Lines containing the string "STATION" are to be collected in full.

• [Figure data in JSON]:
= = =
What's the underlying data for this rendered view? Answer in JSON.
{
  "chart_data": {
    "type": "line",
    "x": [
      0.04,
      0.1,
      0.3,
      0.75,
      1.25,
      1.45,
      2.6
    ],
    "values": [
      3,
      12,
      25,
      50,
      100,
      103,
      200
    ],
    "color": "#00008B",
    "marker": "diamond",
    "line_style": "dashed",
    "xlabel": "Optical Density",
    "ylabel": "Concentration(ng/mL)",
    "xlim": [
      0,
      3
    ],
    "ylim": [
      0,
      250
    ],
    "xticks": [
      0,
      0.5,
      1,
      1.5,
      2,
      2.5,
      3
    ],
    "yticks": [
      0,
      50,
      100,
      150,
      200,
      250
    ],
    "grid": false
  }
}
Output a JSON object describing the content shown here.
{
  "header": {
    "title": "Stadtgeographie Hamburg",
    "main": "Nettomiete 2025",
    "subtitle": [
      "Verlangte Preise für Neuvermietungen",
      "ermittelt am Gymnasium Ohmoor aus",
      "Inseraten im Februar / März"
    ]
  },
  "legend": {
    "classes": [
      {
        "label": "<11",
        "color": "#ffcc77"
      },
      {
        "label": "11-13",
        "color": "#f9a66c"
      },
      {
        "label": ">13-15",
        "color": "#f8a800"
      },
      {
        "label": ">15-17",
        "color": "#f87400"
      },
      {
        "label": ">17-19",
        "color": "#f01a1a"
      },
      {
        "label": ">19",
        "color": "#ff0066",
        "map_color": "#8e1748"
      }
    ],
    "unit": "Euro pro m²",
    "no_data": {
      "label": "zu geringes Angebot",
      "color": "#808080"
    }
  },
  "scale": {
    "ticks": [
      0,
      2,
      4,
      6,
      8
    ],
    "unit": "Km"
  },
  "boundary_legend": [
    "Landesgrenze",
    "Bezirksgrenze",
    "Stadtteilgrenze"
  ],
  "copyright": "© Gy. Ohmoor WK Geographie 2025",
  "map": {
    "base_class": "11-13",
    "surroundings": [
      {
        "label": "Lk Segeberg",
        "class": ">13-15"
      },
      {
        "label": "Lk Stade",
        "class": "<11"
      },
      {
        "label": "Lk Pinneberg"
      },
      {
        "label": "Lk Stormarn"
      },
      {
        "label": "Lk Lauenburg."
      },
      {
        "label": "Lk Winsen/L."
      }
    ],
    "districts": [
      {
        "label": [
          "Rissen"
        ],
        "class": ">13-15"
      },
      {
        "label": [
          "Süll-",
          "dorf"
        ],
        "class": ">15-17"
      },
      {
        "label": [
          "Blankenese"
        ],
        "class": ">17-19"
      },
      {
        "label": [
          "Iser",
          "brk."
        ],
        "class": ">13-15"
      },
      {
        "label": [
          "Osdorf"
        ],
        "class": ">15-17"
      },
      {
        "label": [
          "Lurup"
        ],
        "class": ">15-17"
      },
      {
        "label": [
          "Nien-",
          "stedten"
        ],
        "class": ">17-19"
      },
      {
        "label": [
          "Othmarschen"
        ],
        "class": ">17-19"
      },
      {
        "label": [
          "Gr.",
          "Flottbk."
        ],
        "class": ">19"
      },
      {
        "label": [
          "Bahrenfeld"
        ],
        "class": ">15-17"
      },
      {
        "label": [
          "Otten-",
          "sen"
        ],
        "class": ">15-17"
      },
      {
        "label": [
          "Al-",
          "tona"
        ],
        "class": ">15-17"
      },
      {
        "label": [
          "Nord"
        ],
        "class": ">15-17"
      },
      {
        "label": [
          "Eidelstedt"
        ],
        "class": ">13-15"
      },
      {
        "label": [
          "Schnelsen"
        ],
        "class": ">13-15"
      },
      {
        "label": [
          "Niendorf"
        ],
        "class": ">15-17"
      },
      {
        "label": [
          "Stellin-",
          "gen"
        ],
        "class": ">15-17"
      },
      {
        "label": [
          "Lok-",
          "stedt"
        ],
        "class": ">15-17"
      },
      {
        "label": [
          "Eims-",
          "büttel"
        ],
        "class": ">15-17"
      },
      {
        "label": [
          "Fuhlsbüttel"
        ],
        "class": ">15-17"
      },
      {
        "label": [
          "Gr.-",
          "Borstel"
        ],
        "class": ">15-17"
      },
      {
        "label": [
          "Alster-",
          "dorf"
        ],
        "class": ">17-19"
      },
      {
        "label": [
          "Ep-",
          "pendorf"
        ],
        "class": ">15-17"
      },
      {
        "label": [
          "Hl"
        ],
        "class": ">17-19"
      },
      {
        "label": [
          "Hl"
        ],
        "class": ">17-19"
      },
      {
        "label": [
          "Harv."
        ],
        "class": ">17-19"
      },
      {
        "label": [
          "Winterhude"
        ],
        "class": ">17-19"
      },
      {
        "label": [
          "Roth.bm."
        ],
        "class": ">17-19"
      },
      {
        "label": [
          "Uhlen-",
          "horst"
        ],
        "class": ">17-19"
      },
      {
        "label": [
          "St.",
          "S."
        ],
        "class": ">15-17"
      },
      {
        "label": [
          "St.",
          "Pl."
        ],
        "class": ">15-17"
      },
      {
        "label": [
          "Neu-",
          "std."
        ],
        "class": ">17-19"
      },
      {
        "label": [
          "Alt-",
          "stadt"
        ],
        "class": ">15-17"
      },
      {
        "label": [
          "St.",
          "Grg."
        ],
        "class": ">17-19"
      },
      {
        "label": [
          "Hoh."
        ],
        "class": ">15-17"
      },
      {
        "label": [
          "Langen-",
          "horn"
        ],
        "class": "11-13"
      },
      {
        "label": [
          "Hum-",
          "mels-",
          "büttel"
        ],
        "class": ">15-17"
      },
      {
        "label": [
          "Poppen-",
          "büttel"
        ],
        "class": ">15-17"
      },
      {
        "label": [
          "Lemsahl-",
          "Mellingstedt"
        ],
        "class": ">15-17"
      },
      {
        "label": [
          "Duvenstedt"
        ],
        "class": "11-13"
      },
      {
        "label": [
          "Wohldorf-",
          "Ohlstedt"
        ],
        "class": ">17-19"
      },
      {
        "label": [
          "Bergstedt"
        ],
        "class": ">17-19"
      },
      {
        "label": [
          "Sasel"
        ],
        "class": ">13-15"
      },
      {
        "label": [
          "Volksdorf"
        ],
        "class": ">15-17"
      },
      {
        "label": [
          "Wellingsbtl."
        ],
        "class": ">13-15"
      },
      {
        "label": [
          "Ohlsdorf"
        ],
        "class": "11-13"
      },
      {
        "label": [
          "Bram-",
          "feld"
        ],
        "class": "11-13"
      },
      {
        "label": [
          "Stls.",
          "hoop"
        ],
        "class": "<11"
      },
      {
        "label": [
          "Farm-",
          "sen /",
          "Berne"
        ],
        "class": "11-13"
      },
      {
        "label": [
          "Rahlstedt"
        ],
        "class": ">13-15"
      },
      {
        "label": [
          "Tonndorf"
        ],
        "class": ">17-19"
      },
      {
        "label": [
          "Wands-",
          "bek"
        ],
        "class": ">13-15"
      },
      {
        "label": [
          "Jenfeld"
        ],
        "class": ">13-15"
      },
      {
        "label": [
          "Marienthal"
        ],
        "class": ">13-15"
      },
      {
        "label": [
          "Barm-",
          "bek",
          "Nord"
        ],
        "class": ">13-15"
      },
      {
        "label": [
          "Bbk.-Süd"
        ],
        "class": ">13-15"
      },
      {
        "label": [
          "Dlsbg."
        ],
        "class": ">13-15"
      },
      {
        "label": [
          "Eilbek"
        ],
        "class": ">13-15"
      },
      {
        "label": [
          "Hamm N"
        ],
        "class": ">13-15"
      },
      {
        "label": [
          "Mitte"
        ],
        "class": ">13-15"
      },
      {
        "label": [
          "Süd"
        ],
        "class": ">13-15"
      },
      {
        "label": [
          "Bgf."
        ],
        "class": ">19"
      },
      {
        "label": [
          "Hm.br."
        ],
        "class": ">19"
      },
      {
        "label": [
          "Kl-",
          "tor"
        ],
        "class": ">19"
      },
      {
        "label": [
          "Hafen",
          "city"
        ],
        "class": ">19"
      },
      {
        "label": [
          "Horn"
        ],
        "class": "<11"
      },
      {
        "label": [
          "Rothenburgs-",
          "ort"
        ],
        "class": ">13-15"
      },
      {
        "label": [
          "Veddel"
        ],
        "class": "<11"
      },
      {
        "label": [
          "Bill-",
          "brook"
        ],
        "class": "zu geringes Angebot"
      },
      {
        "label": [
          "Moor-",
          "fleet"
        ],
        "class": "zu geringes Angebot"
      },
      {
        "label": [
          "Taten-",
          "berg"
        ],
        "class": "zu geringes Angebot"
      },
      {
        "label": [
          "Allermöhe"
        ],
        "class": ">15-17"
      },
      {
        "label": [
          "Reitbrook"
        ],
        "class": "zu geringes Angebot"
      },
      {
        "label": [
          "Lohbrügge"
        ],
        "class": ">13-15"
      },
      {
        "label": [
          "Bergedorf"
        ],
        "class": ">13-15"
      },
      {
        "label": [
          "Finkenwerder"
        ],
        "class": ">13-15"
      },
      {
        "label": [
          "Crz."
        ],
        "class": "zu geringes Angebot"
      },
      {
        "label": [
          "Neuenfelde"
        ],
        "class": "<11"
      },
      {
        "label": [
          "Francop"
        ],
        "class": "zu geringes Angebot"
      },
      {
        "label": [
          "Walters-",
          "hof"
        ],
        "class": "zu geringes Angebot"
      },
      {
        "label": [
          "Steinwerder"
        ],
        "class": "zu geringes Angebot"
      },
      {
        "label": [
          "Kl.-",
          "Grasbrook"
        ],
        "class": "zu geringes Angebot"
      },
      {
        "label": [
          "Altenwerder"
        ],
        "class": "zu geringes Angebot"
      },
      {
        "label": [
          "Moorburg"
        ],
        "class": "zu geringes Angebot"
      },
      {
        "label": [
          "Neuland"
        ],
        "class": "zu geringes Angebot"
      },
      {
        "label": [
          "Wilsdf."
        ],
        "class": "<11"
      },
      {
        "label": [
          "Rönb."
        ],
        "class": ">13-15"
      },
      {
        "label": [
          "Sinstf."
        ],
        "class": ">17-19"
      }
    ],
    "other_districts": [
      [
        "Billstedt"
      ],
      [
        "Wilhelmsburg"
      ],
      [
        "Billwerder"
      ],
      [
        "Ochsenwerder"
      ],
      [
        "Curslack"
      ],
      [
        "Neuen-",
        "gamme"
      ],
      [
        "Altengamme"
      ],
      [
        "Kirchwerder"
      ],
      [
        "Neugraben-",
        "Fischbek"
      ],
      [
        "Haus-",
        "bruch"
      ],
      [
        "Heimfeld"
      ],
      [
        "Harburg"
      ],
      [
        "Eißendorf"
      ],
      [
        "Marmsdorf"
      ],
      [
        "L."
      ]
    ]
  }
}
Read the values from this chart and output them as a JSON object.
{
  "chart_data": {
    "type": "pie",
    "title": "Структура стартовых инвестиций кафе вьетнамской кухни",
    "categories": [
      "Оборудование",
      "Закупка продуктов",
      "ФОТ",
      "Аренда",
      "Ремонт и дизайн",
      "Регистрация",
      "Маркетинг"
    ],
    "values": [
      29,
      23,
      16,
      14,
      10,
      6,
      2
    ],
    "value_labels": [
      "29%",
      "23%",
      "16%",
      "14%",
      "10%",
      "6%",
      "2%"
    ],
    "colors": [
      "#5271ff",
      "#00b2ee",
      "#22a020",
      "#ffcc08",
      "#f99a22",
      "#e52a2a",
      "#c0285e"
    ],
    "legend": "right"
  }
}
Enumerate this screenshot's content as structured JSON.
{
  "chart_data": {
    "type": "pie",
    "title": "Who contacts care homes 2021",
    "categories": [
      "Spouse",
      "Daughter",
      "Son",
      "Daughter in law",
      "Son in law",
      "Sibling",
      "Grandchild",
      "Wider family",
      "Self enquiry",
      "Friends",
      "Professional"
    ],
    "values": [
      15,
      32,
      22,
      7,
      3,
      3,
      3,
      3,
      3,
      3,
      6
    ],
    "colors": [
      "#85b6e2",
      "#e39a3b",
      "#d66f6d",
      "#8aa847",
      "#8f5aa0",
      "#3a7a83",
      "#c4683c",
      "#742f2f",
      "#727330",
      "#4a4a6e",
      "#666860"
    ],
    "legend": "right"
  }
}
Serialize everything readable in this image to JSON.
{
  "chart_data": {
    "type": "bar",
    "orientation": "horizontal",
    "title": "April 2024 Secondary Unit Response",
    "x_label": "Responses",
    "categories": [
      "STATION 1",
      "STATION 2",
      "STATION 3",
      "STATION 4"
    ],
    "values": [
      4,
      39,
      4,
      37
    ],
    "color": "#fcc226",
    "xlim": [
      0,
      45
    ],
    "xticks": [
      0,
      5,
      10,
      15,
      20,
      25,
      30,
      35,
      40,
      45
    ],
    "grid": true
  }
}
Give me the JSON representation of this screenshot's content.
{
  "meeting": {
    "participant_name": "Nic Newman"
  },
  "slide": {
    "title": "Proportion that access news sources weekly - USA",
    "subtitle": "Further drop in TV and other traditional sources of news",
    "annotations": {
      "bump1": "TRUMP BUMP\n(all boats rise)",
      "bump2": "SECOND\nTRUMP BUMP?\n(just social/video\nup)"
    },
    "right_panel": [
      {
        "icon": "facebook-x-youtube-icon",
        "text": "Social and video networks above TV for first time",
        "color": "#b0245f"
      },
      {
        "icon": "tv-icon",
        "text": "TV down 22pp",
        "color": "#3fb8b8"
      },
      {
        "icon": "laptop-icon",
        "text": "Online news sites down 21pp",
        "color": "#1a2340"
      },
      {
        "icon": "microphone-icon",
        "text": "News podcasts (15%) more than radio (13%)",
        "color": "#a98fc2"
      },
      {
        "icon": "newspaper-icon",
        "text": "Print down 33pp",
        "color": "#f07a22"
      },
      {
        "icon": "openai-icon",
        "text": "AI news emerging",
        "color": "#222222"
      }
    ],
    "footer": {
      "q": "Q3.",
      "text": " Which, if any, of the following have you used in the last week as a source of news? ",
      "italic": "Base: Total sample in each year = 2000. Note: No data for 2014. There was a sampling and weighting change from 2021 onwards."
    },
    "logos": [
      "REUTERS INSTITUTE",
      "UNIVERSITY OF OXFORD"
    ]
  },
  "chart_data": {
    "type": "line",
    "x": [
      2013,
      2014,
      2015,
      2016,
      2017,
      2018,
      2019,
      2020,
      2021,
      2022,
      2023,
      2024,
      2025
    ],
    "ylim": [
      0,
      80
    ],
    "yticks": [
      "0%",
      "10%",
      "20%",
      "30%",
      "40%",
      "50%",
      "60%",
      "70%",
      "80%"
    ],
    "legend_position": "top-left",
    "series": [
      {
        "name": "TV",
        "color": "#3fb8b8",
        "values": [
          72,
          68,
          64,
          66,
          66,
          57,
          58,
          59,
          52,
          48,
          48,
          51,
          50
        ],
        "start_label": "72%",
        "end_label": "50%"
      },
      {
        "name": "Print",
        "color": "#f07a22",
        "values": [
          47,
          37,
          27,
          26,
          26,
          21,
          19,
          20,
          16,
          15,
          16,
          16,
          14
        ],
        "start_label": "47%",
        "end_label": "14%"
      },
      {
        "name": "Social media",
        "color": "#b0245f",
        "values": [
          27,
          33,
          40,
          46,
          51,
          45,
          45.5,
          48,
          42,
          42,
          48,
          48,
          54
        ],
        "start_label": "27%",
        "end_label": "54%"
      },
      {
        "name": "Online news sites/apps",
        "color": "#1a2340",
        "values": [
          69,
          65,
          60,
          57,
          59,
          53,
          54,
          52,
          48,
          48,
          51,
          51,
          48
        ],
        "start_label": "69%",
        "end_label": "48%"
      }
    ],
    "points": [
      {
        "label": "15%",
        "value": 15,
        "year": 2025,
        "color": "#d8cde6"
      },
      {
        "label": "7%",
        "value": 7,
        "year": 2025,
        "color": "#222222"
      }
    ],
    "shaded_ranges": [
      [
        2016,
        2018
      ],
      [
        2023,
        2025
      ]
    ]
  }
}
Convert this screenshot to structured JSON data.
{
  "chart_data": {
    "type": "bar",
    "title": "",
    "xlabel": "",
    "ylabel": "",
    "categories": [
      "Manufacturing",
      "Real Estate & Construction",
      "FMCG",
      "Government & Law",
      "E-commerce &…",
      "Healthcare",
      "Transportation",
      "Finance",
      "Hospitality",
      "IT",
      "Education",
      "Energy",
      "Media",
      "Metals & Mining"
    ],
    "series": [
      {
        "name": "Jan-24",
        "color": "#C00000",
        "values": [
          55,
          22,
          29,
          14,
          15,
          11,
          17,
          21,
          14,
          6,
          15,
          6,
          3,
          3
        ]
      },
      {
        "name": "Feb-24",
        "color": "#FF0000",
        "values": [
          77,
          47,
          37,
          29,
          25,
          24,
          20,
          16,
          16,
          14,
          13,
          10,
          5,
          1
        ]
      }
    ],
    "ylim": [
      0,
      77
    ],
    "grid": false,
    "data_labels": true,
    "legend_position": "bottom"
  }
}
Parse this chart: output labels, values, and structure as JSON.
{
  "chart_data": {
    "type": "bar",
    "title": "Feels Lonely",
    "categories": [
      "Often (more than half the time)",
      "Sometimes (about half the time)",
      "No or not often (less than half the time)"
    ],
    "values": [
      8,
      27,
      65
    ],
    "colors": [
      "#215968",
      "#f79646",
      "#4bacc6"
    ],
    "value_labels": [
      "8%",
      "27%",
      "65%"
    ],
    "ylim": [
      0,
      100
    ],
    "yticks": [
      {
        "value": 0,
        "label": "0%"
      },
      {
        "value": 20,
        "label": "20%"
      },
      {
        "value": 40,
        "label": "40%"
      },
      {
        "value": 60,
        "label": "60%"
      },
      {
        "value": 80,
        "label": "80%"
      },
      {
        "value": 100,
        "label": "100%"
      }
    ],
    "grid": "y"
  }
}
= = =
• [Written response]:
      "STATION 1",
      "STATION 2",
      "STATION 3",
      "STATION 4"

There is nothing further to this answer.